____ DATASET ROWS

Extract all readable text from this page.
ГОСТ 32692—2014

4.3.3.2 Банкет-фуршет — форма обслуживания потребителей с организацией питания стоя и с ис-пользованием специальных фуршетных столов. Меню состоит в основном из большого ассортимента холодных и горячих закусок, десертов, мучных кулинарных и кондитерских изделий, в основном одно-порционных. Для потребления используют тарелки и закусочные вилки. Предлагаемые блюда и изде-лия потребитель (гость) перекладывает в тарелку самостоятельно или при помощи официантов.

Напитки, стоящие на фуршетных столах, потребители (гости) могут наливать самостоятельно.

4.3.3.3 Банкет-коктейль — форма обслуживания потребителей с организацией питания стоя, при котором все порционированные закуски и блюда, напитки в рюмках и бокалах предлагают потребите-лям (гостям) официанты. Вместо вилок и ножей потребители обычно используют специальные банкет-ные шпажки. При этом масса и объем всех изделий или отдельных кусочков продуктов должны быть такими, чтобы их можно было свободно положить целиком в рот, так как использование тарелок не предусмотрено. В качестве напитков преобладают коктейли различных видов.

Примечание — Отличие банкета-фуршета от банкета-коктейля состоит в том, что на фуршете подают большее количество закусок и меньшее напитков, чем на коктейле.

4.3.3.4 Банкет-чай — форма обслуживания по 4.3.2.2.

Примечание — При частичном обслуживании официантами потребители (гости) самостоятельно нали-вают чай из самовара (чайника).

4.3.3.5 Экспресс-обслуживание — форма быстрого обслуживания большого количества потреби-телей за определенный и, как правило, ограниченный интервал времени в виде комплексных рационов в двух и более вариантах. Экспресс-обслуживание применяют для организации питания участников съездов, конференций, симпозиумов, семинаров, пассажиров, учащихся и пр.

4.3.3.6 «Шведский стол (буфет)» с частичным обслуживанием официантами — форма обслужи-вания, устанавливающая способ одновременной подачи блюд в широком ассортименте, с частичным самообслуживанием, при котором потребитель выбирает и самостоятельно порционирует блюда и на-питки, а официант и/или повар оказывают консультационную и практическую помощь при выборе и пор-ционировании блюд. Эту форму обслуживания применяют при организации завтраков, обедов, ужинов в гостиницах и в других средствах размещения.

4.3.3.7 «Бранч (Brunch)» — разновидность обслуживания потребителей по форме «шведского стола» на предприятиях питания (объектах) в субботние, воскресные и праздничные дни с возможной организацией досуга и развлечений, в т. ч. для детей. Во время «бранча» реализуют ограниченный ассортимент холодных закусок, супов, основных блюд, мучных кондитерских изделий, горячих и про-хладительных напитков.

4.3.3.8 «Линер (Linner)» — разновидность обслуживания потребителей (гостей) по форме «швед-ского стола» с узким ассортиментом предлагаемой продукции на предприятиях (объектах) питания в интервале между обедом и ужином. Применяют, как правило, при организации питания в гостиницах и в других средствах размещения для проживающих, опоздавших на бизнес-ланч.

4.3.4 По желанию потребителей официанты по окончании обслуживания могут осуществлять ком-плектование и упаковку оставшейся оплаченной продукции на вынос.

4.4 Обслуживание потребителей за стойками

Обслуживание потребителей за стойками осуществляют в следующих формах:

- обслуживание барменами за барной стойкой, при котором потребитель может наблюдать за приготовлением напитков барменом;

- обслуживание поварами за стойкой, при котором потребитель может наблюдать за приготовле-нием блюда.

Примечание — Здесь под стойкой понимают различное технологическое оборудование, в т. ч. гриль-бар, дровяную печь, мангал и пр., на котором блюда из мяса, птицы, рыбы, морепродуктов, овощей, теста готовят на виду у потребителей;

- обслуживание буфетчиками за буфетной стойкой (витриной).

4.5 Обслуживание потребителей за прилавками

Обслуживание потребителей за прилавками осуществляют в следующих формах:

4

________

## PROBLEM TO SOLVE
In the records above, how many lines contain the string "осуществляют"? State that number only.

## WRITTEN SOLUTION
2